#### STORED ROWS:
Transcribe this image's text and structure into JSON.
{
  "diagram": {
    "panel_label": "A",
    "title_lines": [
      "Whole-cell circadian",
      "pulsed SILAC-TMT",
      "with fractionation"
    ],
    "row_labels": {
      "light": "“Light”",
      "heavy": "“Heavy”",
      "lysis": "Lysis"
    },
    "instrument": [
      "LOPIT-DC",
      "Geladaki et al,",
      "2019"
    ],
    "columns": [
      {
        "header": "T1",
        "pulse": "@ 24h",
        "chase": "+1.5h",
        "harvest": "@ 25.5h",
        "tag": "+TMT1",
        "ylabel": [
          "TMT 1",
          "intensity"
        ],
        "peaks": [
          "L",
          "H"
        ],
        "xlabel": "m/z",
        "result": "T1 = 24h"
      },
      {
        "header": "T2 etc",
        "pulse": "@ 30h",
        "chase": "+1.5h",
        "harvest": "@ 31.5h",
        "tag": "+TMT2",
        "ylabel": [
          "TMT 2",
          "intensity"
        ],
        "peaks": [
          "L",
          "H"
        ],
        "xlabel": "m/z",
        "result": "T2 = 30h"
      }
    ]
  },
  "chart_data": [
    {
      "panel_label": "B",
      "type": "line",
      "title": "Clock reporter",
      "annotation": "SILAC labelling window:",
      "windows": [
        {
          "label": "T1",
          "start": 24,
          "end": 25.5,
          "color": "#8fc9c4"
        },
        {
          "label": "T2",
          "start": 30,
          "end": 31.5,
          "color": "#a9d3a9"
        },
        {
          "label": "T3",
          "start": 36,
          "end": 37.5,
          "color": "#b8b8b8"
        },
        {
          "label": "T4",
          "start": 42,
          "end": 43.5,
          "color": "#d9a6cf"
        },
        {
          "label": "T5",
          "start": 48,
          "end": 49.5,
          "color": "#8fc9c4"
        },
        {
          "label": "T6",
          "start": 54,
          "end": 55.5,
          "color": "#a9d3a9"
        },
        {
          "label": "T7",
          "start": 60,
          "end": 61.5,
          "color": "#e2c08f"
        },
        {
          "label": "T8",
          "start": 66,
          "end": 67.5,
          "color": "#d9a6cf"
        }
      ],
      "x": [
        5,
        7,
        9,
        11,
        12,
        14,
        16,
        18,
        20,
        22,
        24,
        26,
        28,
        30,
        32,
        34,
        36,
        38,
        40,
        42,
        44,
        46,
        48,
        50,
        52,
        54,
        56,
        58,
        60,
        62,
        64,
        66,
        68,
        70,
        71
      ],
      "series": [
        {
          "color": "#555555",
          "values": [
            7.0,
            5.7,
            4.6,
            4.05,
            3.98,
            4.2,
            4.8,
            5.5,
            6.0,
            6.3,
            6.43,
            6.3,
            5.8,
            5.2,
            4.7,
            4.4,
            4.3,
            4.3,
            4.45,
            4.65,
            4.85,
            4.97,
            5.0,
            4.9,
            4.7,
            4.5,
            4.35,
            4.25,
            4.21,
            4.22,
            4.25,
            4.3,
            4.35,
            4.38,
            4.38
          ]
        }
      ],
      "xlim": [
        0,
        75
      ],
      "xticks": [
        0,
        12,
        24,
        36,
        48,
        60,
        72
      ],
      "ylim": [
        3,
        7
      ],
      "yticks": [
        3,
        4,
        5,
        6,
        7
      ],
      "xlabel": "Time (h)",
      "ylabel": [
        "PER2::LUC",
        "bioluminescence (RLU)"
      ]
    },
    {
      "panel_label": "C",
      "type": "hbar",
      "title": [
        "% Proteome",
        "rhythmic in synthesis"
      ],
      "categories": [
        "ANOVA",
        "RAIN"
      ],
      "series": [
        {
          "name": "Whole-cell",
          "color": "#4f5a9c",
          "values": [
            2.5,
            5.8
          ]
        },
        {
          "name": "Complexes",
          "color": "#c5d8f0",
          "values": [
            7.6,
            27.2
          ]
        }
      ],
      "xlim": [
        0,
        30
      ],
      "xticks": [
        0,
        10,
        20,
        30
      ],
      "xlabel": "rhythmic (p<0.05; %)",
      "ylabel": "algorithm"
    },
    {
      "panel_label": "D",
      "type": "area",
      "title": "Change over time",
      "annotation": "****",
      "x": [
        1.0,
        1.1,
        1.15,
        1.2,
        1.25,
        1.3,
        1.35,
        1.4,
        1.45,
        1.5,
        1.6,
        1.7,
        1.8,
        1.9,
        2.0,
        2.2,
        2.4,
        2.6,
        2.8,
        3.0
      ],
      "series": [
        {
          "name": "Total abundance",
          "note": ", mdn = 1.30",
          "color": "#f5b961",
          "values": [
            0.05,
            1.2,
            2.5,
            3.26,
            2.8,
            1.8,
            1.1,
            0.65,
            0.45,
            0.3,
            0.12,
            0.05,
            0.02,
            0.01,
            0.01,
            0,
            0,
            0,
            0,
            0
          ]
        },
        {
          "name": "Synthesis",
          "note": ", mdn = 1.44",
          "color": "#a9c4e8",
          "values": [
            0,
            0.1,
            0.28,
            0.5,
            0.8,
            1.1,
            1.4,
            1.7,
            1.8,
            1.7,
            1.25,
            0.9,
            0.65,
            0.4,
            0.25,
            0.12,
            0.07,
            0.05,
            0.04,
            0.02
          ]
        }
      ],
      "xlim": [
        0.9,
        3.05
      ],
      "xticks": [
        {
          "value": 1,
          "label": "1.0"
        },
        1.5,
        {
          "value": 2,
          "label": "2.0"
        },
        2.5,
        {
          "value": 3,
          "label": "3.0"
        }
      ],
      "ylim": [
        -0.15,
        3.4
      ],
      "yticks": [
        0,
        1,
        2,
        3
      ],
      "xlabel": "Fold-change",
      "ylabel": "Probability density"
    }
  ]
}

#### PROBLEM DETAILS:
Reproduce the data shown above exactly.

#### RESULT FOR THIS TASK:
Transcribe this image's text and structure into JSON.
{
  "diagram": {
    "panel_label": "A",
    "title_lines": [
      "Whole-cell circadian",
      "pulsed SILAC-TMT",
      "with fractionation"
    ],
    "row_labels": {
      "light": "“Light”",
      "heavy": "“Heavy”",
      "lysis": "Lysis"
    },
    "instrument": [
      "LOPIT-DC",
      "Geladaki et al,",
      "2019"
    ],
    "columns": [
      {
        "header": "T1",
        "pulse": "@ 24h",
        "chase": "+1.5h",
        "harvest": "@ 25.5h",
        "tag": "+TMT1",
        "ylabel": [
          "TMT 1",
          "intensity"
        ],
        "peaks": [
          "L",
          "H"
        ],
        "xlabel": "m/z",
        "result": "T1 = 24h"
      },
      {
        "header": "T2 etc",
        "pulse": "@ 30h",
        "chase": "+1.5h",
        "harvest": "@ 31.5h",
        "tag": "+TMT2",
        "ylabel": [
          "TMT 2",
          "intensity"
        ],
        "peaks": [
          "L",
          "H"
        ],
        "xlabel": "m/z",
        "result": "T2 = 30h"
      }
    ]
  },
  "chart_data": [
    {
      "panel_label": "B",
      "type": "line",
      "title": "Clock reporter",
      "annotation": "SILAC labelling window:",
      "windows": [
        {
          "label": "T1",
          "start": 24,
          "end": 25.5,
          "color": "#8fc9c4"
        },
        {
          "label": "T2",
          "start": 30,
          "end": 31.5,
          "color": "#a9d3a9"
        },
        {
          "label": "T3",
          "start": 36,
          "end": 37.5,
          "color": "#b8b8b8"
        },
        {
          "label": "T4",
          "start": 42,
          "end": 43.5,
          "color": "#d9a6cf"
        },
        {
          "label": "T5",
          "start": 48,
          "end": 49.5,
          "color": "#8fc9c4"
        },
        {
          "label": "T6",
          "start": 54,
          "end": 55.5,
          "color": "#a9d3a9"
        },
        {
          "label": "T7",
          "start": 60,
          "end": 61.5,
          "color": "#e2c08f"
        },
        {
          "label": "T8",
          "start": 66,
          "end": 67.5,
          "color": "#d9a6cf"
        }
      ],
      "x": [
        5,
        7,
        9,
        11,
        12,
        14,
        16,
        18,
        20,
        22,
        24,
        26,
        28,
        30,
        32,
        34,
        36,
        38,
        40,
        42,
        44,
        46,
        48,
        50,
        52,
        54,
        56,
        58,
        60,
        62,
        64,
        66,
        68,
        70,
        71
      ],
      "series": [
        {
          "color": "#555555",
          "values": [
            7.0,
            5.7,
            4.6,
            4.05,
            3.98,
            4.2,
            4.8,
            5.5,
            6.0,
            6.3,
            6.43,
            6.3,
            5.8,
            5.2,
            4.7,
            4.4,
            4.3,
            4.3,
            4.45,
            4.65,
            4.85,
            4.97,
            5.0,
            4.9,
            4.7,
            4.5,
            4.35,
            4.25,
            4.21,
            4.22,
            4.25,
            4.3,
            4.35,
            4.38,
            4.38
          ]
        }
      ],
      "xlim": [
        0,
        75
      ],
      "xticks": [
        0,
        12,
        24,
        36,
        48,
        60,
        72
      ],
      "ylim": [
        3,
        7
      ],
      "yticks": [
        3,
        4,
        5,
        6,
        7
      ],
      "xlabel": "Time (h)",
      "ylabel": [
        "PER2::LUC",
        "bioluminescence (RLU)"
      ]
    },
    {
      "panel_label": "C",
      "type": "hbar",
      "title": [
        "% Proteome",
        "rhythmic in synthesis"
      ],
      "categories": [
        "ANOVA",
        "RAIN"
      ],
      "series": [
        {
          "name": "Whole-cell",
          "color": "#4f5a9c",
          "values": [
            2.5,
            5.8
          ]
        },
        {
          "name": "Complexes",
          "color": "#c5d8f0",
          "values": [
            7.6,
            27.2
          ]
        }
      ],
      "xlim": [
        0,
        30
      ],
      "xticks": [
        0,
        10,
        20,
        30
      ],
      "xlabel": "rhythmic (p<0.05; %)",
      "ylabel": "algorithm"
    },
    {
      "panel_label": "D",
      "type": "area",
      "title": "Change over time",
      "annotation": "****",
      "x": [
        1.0,
        1.1,
        1.15,
        1.2,
        1.25,
        1.3,
        1.35,
        1.4,
        1.45,
        1.5,
        1.6,
        1.7,
        1.8,
        1.9,
        2.0,
        2.2,
        2.4,
        2.6,
        2.8,
        3.0
      ],
      "series": [
        {
          "name": "Total abundance",
          "note": ", mdn = 1.30",
          "color": "#f5b961",
          "values": [
            0.05,
            1.2,
            2.5,
            3.26,
            2.8,
            1.8,
            1.1,
            0.65,
            0.45,
            0.3,
            0.12,
            0.05,
            0.02,
            0.01,
            0.01,
            0,
            0,
            0,
            0,
            0
          ]
        },
        {
          "name": "Synthesis",
          "note": ", mdn = 1.44",
          "color": "#a9c4e8",
          "values": [
            0,
            0.1,
            0.28,
            0.5,
            0.8,
            1.1,
            1.4,
            1.7,
            1.8,
            1.7,
            1.25,
            0.9,
            0.65,
            0.4,
            0.25,
            0.12,
            0.07,
            0.05,
            0.04,
            0.02
          ]
        }
      ],
      "xlim": [
        0.9,
        3.05
      ],
      "xticks": [
        {
          "value": 1,
          "label": "1.0"
        },
        1.5,
        {
          "value": 2,
          "label": "2.0"
        },
        2.5,
        {
          "value": 3,
          "label": "3.0"
        }
      ],
      "ylim": [
        -0.15,
        3.4
      ],
      "yticks": [
        0,
        1,
        2,
        3
      ],
      "xlabel": "Fold-change",
      "ylabel": "Probability density"
    }
  ]
}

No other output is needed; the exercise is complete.